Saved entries
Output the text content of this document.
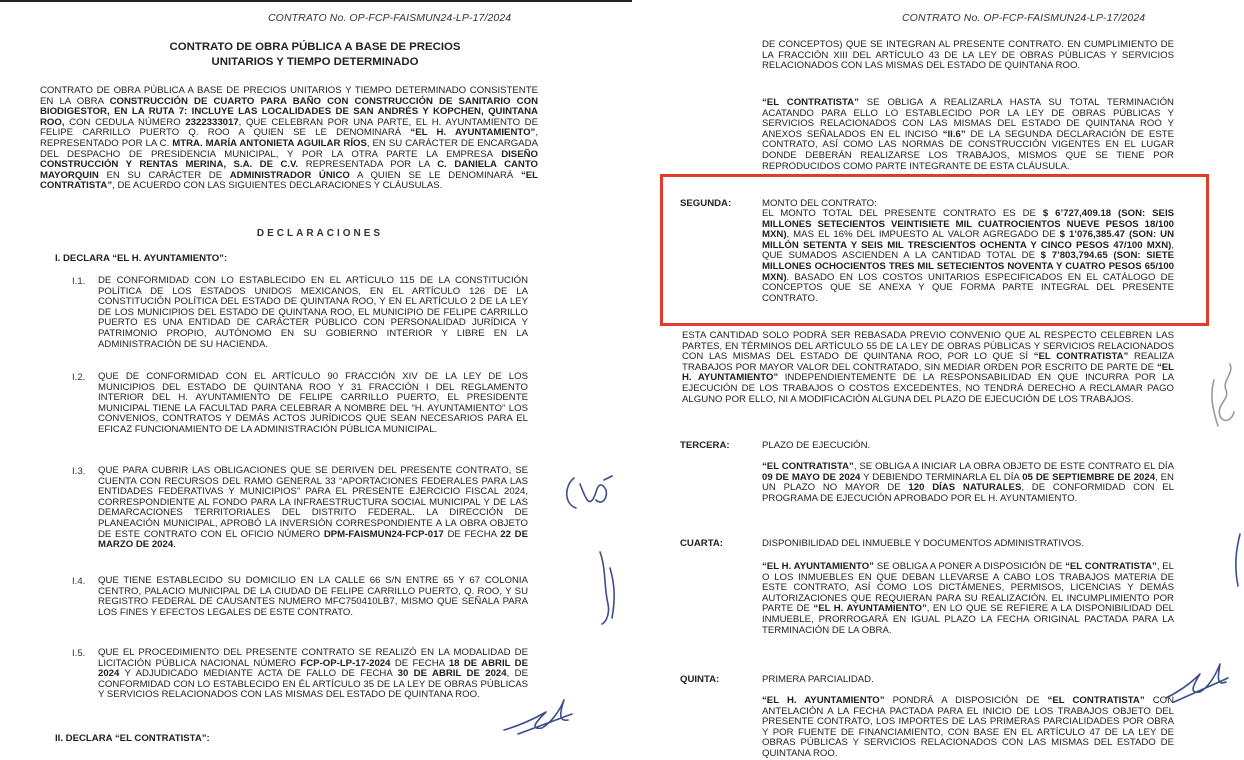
CONTRATO No. OP-FCP-FAISMUN24-LP-17/2024

CONTRATO DE OBRA PÚBLICA A BASE DE PRECIOS

UNITARIOS Y TIEMPO DETERMINADO

CONTRATO DE OBRA PÚBLICA A BASE DE PRECIOS UNITARIOS Y TIEMPO DETERMINADO CONSISTENTE EN LA OBRA CONSTRUCCIÓN DE CUARTO PARA BAÑO CON CONSTRUCCIÓN DE SANITARIO CON BIODIGESTOR, EN LA RUTA 7: INCLUYE LAS LOCALIDADES DE SAN ANDRÉS Y KOPCHEN, QUINTANA ROO, CON CEDULA NÚMERO 2322333017, QUE CELEBRAN POR UNA PARTE, EL H. AYUNTAMIENTO DE FELIPE CARRILLO PUERTO Q. ROO A QUIEN SE LE DENOMINARÁ “EL H. AYUNTAMIENTO”, REPRESENTADO POR LA C. MTRA. MARÍA ANTONIETA AGUILAR RÍOS, EN SU CARÁCTER DE ENCARGADA DEL DESPACHO DE PRESIDENCIA MUNICIPAL, Y POR LA OTRA PARTE LA EMPRESA DISEÑO CONSTRUCCIÓN Y RENTAS MERINA, S.A. DE C.V. REPRESENTADA POR LA C. DANIELA CANTO MAYORQUIN EN SU CARÁCTER DE ADMINISTRADOR ÚNICO A QUIEN SE LE DENOMINARÁ “EL CONTRATISTA”, DE ACUERDO CON LAS SIGUIENTES DECLARACIONES Y CLÁUSULAS.

DECLARACIONES
I. DECLARA “EL H. AYUNTAMIENTO”:
I.1. DE CONFORMIDAD CON LO ESTABLECIDO EN EL ARTÍCULO 115 DE LA CONSTITUCIÓN POLÍTICA DE LOS ESTADOS UNIDOS MEXICANOS, EN EL ARTÍCULO 126 DE LA CONSTITUCIÓN POLÍTICA DEL ESTADO DE QUINTANA ROO, Y EN EL ARTÍCULO 2 DE LA LEY DE LOS MUNICIPIOS DEL ESTADO DE QUINTANA ROO, EL MUNICIPIO DE FELIPE CARRILLO PUERTO ES UNA ENTIDAD DE CARÁCTER PÚBLICO CON PERSONALIDAD JURÍDICA Y PATRIMONIO PROPIO, AUTÓNOMO EN SU GOBIERNO INTERIOR Y LIBRE EN LA ADMINISTRACIÓN DE SU HACIENDA.

I.2. QUE DE CONFORMIDAD CON EL ARTÍCULO 90 FRACCIÓN XIV DE LA LEY DE LOS MUNICIPIOS DEL ESTADO DE QUINTANA ROO Y 31 FRACCIÓN I DEL REGLAMENTO INTERIOR DEL H. AYUNTAMIENTO DE FELIPE CARRILLO PUERTO, EL PRESIDENTE MUNICIPAL TIENE LA FACULTAD PARA CELEBRAR A NOMBRE DEL “H. AYUNTAMIENTO” LOS CONVENIOS, CONTRATOS Y DEMÁS ACTOS JURÍDICOS QUE SEAN NECESARIOS PARA EL EFICAZ FUNCIONAMIENTO DE LA ADMINISTRACIÓN PÚBLICA MUNICIPAL.

I.3. QUE PARA CUBRIR LAS OBLIGACIONES QUE SE DERIVEN DEL PRESENTE CONTRATO, SE CUENTA CON RECURSOS DEL RAMO GENERAL 33 “APORTACIONES FEDERALES PARA LAS ENTIDADES FEDERATIVAS Y MUNICIPIOS” PARA EL PRESENTE EJERCICIO FISCAL 2024, CORRESPONDIENTE AL FONDO PARA LA INFRAESTRUCTURA SOCIAL MUNICIPAL Y DE LAS DEMARCACIONES TERRITORIALES DEL DISTRITO FEDERAL. LA DIRECCIÓN DE PLANEACIÓN MUNICIPAL, APROBÓ LA INVERSIÓN CORRESPONDIENTE A LA OBRA OBJETO DE ESTE CONTRATO CON EL OFICIO NÚMERO DPM-FAISMUN24-FCP-017 DE FECHA 22 DE MARZO DE 2024.

I.4. QUE TIENE ESTABLECIDO SU DOMICILIO EN LA CALLE 66 S/N ENTRE 65 Y 67 COLONIA CENTRO, PALACIO MUNICIPAL DE LA CIUDAD DE FELIPE CARRILLO PUERTO, Q. ROO, Y SU REGISTRO FEDERAL DE CAUSANTES NUMERO MFC750410LB7, MISMO QUE SEÑALA PARA LOS FINES Y EFECTOS LEGALES DE ESTE CONTRATO.

I.5. QUE EL PROCEDIMIENTO DEL PRESENTE CONTRATO SE REALIZÓ EN LA MODALIDAD DE LICITACIÓN PÚBLICA NACIONAL NÚMERO FCP-OP-LP-17-2024 DE FECHA 18 DE ABRIL DE 2024 Y ADJUDICADO MEDIANTE ACTA DE FALLO DE FECHA 30 DE ABRIL DE 2024, DE CONFORMIDAD CON LO ESTABLECIDO EN ÉL ARTÍCULO 35 DE LA LEY DE OBRAS PÚBLICAS Y SERVICIOS RELACIONADOS CON LAS MISMAS DEL ESTADO DE QUINTANA ROO.

II. DECLARA “EL CONTRATISTA”:
CONTRATO No. OP-FCP-FAISMUN24-LP-17/2024

DE CONCEPTOS) QUE SE INTEGRAN AL PRESENTE CONTRATO. EN CUMPLIMIENTO DE LA FRACCIÓN XIII DEL ARTÍCULO 43 DE LA LEY DE OBRAS PÚBLICAS Y SERVICIOS RELACIONADOS CON LAS MISMAS DEL ESTADO DE QUINTANA ROO.

“EL CONTRATISTA” SE OBLIGA A REALIZARLA HASTA SU TOTAL TERMINACIÓN ACATANDO PARA ELLO LO ESTABLECIDO POR LA LEY DE OBRAS PÚBLICAS Y SERVICIOS RELACIONADOS CON LAS MISMAS DEL ESTADO DE QUINTANA ROO Y ANEXOS SEÑALADOS EN EL INCISO “II.6” DE LA SEGUNDA DECLARACIÓN DE ESTE CONTRATO, ASÍ COMO LAS NORMAS DE CONSTRUCCIÓN VIGENTES EN EL LUGAR DONDE DEBERÁN REALIZARSE LOS TRABAJOS, MISMOS QUE SE TIENE POR REPRODUCIDOS COMO PARTE INTEGRANTE DE ESTA CLÁUSULA.

SEGUNDA:	MONTO DEL CONTRATO:

EL MONTO TOTAL DEL PRESENTE CONTRATO ES DE $ 6’727,409.18 (SON: SEIS MILLONES SETECIENTOS VEINTISIETE MIL CUATROCIENTOS NUEVE PESOS 18/100 MXN), MAS EL 16% DEL IMPUESTO AL VALOR AGREGADO DE $ 1’076,385.47 (SON: UN MILLÓN SETENTA Y SEIS MIL TRESCIENTOS OCHENTA Y CINCO PESOS 47/100 MXN), QUE SUMADOS ASCIENDEN A LA CANTIDAD TOTAL DE $ 7’803,794.65 (SON: SIETE MILLONES OCHOCIENTOS TRES MIL SETECIENTOS NOVENTA Y CUATRO PESOS 65/100 MXN). BASADO EN LOS COSTOS UNITARIOS ESPECIFICADOS EN EL CATÁLOGO DE CONCEPTOS QUE SE ANEXA Y QUE FORMA PARTE INTEGRAL DEL PRESENTE CONTRATO.

ESTA CANTIDAD SOLO PODRÁ SER REBASADA PREVIO CONVENIO QUE AL RESPECTO CELEBREN LAS PARTES, EN TÉRMINOS DEL ARTÍCULO 55 DE LA LEY DE OBRAS PÚBLICAS Y SERVICIOS RELACIONADOS CON LAS MISMAS DEL ESTADO DE QUINTANA ROO, POR LO QUE SÍ “EL CONTRATISTA” REALIZA TRABAJOS POR MAYOR VALOR DEL CONTRATADO, SIN MEDIAR ORDEN POR ESCRITO DE PARTE DE “EL H. AYUNTAMIENTO” INDEPENDIENTEMENTE DE LA RESPONSABILIDAD EN QUE INCURRA POR LA EJECUCIÓN DE LOS TRABAJOS O COSTOS EXCEDENTES, NO TENDRÁ DERECHO A RECLAMAR PAGO ALGUNO POR ELLO, NI A MODIFICACIÓN ALGUNA DEL PLAZO DE EJECUCIÓN DE LOS TRABAJOS.

TERCERA:	PLAZO DE EJECUCIÓN.

“EL CONTRATISTA”, SE OBLIGA A INICIAR LA OBRA OBJETO DE ESTE CONTRATO EL DÍA 09 DE MAYO DE 2024 Y DEBIENDO TERMINARLA EL DÍA 05 DE SEPTIEMBRE DE 2024, EN UN PLAZO NO MAYOR DE 120 DÍAS NATURALES, DE CONFORMIDAD CON EL PROGRAMA DE EJECUCIÓN APROBADO POR EL H. AYUNTAMIENTO.

CUARTA:	DISPONIBILIDAD DEL INMUEBLE Y DOCUMENTOS ADMINISTRATIVOS.

“EL H. AYUNTAMIENTO” SE OBLIGA A PONER A DISPOSICIÓN DE “EL CONTRATISTA”, EL O LOS INMUEBLES EN QUE DEBAN LLEVARSE A CABO LOS TRABAJOS MATERIA DE ESTE CONTRATO, ASÍ COMO LOS DICTÁMENES, PERMISOS, LICENCIAS Y DEMÁS AUTORIZACIONES QUE REQUIERAN PARA SU REALIZACIÓN. EL INCUMPLIMIENTO POR PARTE DE “EL H. AYUNTAMIENTO”, EN LO QUE SE REFIERE A LA DISPONIBILIDAD DEL INMUEBLE, PRORROGARÁ EN IGUAL PLAZO LA FECHA ORIGINAL PACTADA PARA LA TERMINACIÓN DE LA OBRA.

QUINTA:	PRIMERA PARCIALIDAD.

“EL H. AYUNTAMIENTO” PONDRÁ A DISPOSICIÓN DE “EL CONTRATISTA” CON ANTELACIÓN A LA FECHA PACTADA PARA EL INICIO DE LOS TRABAJOS OBJETO DEL PRESENTE CONTRATO, LOS IMPORTES DE LAS PRIMERAS PARCIALIDADES POR OBRA Y POR FUENTE DE FINANCIAMIENTO, CON BASE EN EL ARTÍCULO 47 DE LA LEY DE OBRAS PÚBLICAS Y SERVICIOS RELACIONADOS CON LAS MISMAS DEL ESTADO DE QUINTANA ROO.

▶ What needs to be done:
Search the data above for the string "CANTIDAD" and return every line that has it.

▶ Exercise result:
EL MONTO TOTAL DEL PRESENTE CONTRATO ES DE $ 6’727,409.18 (SON: SEIS MILLONES SETECIENTOS VEINTISIETE MIL CUATROCIENTOS NUEVE PESOS 18/100 MXN), MAS EL 16% DEL IMPUESTO AL VALOR AGREGADO DE $ 1’076,385.47 (SON: UN MILLÓN SETENTA Y SEIS MIL TRESCIENTOS OCHENTA Y CINCO PESOS 47/100 MXN), QUE SUMADOS ASCIENDEN A LA CANTIDAD TOTAL DE $ 7’803,794.65 (SON: SIETE MILLONES OCHOCIENTOS TRES MIL SETECIENTOS NOVENTA Y CUATRO PESOS 65/100 MXN). BASADO EN LOS COSTOS UNITARIOS ESPECIFICADOS EN EL CATÁLOGO DE CONCEPTOS QUE SE ANEXA Y QUE FORMA PARTE INTEGRAL DEL PRESENTE CONTRATO.
ESTA CANTIDAD SOLO PODRÁ SER REBASADA PREVIO CONVENIO QUE AL RESPECTO CELEBREN LAS PARTES, EN TÉRMINOS DEL ARTÍCULO 55 DE LA LEY DE OBRAS PÚBLICAS Y SERVICIOS RELACIONADOS CON LAS MISMAS DEL ESTADO DE QUINTANA ROO, POR LO QUE SÍ “EL CONTRATISTA” REALIZA TRABAJOS POR MAYOR VALOR DEL CONTRATADO, SIN MEDIAR ORDEN POR ESCRITO DE PARTE DE “EL H. AYUNTAMIENTO” INDEPENDIENTEMENTE DE LA RESPONSABILIDAD EN QUE INCURRA POR LA EJECUCIÓN DE LOS TRABAJOS O COSTOS EXCEDENTES, NO TENDRÁ DERECHO A RECLAMAR PAGO ALGUNO POR ELLO, NI A MODIFICACIÓN ALGUNA DEL PLAZO DE EJECUCIÓN DE LOS TRABAJOS.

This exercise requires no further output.